Provided information
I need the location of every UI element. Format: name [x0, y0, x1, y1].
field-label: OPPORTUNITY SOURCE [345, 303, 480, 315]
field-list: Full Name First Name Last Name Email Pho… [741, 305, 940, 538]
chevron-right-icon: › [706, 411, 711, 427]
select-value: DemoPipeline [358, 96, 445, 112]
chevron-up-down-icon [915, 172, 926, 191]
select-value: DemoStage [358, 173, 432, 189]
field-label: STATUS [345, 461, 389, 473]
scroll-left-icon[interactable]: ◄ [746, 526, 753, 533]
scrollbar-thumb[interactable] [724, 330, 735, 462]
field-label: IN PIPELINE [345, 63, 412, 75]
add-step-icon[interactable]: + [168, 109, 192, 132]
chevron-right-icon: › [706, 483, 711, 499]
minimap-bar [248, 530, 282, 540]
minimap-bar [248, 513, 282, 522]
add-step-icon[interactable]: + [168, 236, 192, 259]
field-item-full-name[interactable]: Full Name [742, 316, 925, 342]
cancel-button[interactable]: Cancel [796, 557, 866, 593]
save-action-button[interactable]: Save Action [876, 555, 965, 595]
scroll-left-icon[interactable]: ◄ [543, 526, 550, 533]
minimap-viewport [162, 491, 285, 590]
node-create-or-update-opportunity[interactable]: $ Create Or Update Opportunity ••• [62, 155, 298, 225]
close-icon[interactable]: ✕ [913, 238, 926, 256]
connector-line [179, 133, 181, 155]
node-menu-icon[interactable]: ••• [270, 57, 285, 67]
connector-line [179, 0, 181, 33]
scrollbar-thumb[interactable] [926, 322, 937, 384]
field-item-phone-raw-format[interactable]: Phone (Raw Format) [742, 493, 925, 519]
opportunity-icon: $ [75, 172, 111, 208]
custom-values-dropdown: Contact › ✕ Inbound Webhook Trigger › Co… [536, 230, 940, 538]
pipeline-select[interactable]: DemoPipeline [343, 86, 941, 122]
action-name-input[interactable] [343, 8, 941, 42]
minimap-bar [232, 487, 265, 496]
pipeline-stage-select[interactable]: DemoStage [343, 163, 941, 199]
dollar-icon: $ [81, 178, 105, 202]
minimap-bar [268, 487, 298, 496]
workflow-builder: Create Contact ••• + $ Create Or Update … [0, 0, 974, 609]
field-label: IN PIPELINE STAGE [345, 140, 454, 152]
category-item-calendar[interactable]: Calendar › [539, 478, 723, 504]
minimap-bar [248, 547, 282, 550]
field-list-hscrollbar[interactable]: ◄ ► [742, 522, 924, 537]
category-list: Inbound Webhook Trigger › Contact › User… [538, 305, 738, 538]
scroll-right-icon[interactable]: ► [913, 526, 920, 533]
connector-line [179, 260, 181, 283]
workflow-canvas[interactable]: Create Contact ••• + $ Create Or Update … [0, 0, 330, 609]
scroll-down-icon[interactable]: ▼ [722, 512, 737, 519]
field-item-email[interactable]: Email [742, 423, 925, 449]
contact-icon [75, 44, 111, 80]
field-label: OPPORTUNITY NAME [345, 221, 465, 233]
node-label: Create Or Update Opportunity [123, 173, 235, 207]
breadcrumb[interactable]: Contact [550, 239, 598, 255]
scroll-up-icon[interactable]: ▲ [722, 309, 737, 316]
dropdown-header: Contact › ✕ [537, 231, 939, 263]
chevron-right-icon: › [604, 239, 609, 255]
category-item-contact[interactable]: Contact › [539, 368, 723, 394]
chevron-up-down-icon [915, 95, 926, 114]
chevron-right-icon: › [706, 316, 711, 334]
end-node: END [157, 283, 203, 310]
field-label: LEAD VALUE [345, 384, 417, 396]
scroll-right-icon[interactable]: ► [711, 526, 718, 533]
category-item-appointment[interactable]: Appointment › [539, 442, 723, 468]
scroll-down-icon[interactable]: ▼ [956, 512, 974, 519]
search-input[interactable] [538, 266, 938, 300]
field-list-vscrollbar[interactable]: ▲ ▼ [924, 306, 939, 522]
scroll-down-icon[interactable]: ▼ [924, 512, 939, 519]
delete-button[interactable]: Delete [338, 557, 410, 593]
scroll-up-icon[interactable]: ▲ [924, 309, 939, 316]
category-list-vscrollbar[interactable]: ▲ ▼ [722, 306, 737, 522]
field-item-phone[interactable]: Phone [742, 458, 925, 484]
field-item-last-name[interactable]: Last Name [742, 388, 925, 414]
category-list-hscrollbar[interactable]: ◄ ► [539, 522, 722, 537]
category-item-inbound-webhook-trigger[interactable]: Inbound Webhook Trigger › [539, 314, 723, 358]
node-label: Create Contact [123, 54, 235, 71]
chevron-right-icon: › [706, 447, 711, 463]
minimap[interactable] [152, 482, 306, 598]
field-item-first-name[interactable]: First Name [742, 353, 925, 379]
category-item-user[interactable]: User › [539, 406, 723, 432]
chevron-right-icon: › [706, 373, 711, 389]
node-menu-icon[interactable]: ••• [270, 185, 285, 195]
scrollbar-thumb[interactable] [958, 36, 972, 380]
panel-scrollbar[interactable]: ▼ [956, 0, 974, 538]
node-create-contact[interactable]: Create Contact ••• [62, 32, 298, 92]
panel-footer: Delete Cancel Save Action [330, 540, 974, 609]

The request
Copy out every one of the records above, line for line, without changing a character.

Result of the exercise
I need the location of every UI element. Format: name [x0, y0, x1, y1].
field-label: OPPORTUNITY SOURCE [345, 303, 480, 315]
field-list: Full Name First Name Last Name Email Pho… [741, 305, 940, 538]
chevron-right-icon: › [706, 411, 711, 427]
select-value: DemoPipeline [358, 96, 445, 112]
chevron-up-down-icon [915, 172, 926, 191]
select-value: DemoStage [358, 173, 432, 189]
field-label: STATUS [345, 461, 389, 473]
scroll-left-icon[interactable]: ◄ [746, 526, 753, 533]
scrollbar-thumb[interactable] [724, 330, 735, 462]
field-label: IN PIPELINE [345, 63, 412, 75]
add-step-icon[interactable]: + [168, 109, 192, 132]
chevron-right-icon: › [706, 483, 711, 499]
minimap-bar [248, 530, 282, 540]
minimap-bar [248, 513, 282, 522]
add-step-icon[interactable]: + [168, 236, 192, 259]
field-item-full-name[interactable]: Full Name [742, 316, 925, 342]
cancel-button[interactable]: Cancel [796, 557, 866, 593]
save-action-button[interactable]: Save Action [876, 555, 965, 595]
scroll-left-icon[interactable]: ◄ [543, 526, 550, 533]
minimap-viewport [162, 491, 285, 590]
node-create-or-update-opportunity[interactable]: $ Create Or Update Opportunity ••• [62, 155, 298, 225]
close-icon[interactable]: ✕ [913, 238, 926, 256]
connector-line [179, 133, 181, 155]
node-menu-icon[interactable]: ••• [270, 57, 285, 67]
connector-line [179, 0, 181, 33]
scrollbar-thumb[interactable] [926, 322, 937, 384]
field-item-phone-raw-format[interactable]: Phone (Raw Format) [742, 493, 925, 519]
opportunity-icon: $ [75, 172, 111, 208]
custom-values-dropdown: Contact › ✕ Inbound Webhook Trigger › Co… [536, 230, 940, 538]
pipeline-select[interactable]: DemoPipeline [343, 86, 941, 122]
action-name-input[interactable] [343, 8, 941, 42]
minimap-bar [232, 487, 265, 496]
pipeline-stage-select[interactable]: DemoStage [343, 163, 941, 199]
dollar-icon: $ [81, 178, 105, 202]
minimap-bar [268, 487, 298, 496]
workflow-builder: Create Contact ••• + $ Create Or Update … [0, 0, 974, 609]
field-label: IN PIPELINE STAGE [345, 140, 454, 152]
category-item-calendar[interactable]: Calendar › [539, 478, 723, 504]
minimap-bar [248, 547, 282, 550]
field-list-hscrollbar[interactable]: ◄ ► [742, 522, 924, 537]
category-list: Inbound Webhook Trigger › Contact › User… [538, 305, 738, 538]
scroll-right-icon[interactable]: ► [913, 526, 920, 533]
connector-line [179, 260, 181, 283]
workflow-canvas[interactable]: Create Contact ••• + $ Create Or Update … [0, 0, 330, 609]
scroll-down-icon[interactable]: ▼ [722, 512, 737, 519]
field-item-email[interactable]: Email [742, 423, 925, 449]
contact-icon [75, 44, 111, 80]
field-label: OPPORTUNITY NAME [345, 221, 465, 233]
node-label: Create Or Update Opportunity [123, 173, 235, 207]
breadcrumb[interactable]: Contact [550, 239, 598, 255]
scroll-up-icon[interactable]: ▲ [722, 309, 737, 316]
dropdown-header: Contact › ✕ [537, 231, 939, 263]
chevron-right-icon: › [604, 239, 609, 255]
category-item-contact[interactable]: Contact › [539, 368, 723, 394]
chevron-up-down-icon [915, 95, 926, 114]
chevron-right-icon: › [706, 316, 711, 334]
end-node: END [157, 283, 203, 310]
field-label: LEAD VALUE [345, 384, 417, 396]
scroll-right-icon[interactable]: ► [711, 526, 718, 533]
category-item-appointment[interactable]: Appointment › [539, 442, 723, 468]
scroll-down-icon[interactable]: ▼ [956, 512, 974, 519]
search-input[interactable] [538, 266, 938, 300]
field-list-vscrollbar[interactable]: ▲ ▼ [924, 306, 939, 522]
scroll-down-icon[interactable]: ▼ [924, 512, 939, 519]
delete-button[interactable]: Delete [338, 557, 410, 593]
scroll-up-icon[interactable]: ▲ [924, 309, 939, 316]
category-list-vscrollbar[interactable]: ▲ ▼ [722, 306, 737, 522]
field-item-phone[interactable]: Phone [742, 458, 925, 484]
field-item-last-name[interactable]: Last Name [742, 388, 925, 414]
category-list-hscrollbar[interactable]: ◄ ► [539, 522, 722, 537]
category-item-inbound-webhook-trigger[interactable]: Inbound Webhook Trigger › [539, 314, 723, 358]
node-label: Create Contact [123, 54, 235, 71]
chevron-right-icon: › [706, 447, 711, 463]
minimap[interactable] [152, 482, 306, 598]
field-item-first-name[interactable]: First Name [742, 353, 925, 379]
category-item-user[interactable]: User › [539, 406, 723, 432]
chevron-right-icon: › [706, 373, 711, 389]
node-menu-icon[interactable]: ••• [270, 185, 285, 195]
scrollbar-thumb[interactable] [958, 36, 972, 380]
panel-scrollbar[interactable]: ▼ [956, 0, 974, 538]
node-create-contact[interactable]: Create Contact ••• [62, 32, 298, 92]
panel-footer: Delete Cancel Save Action [330, 540, 974, 609]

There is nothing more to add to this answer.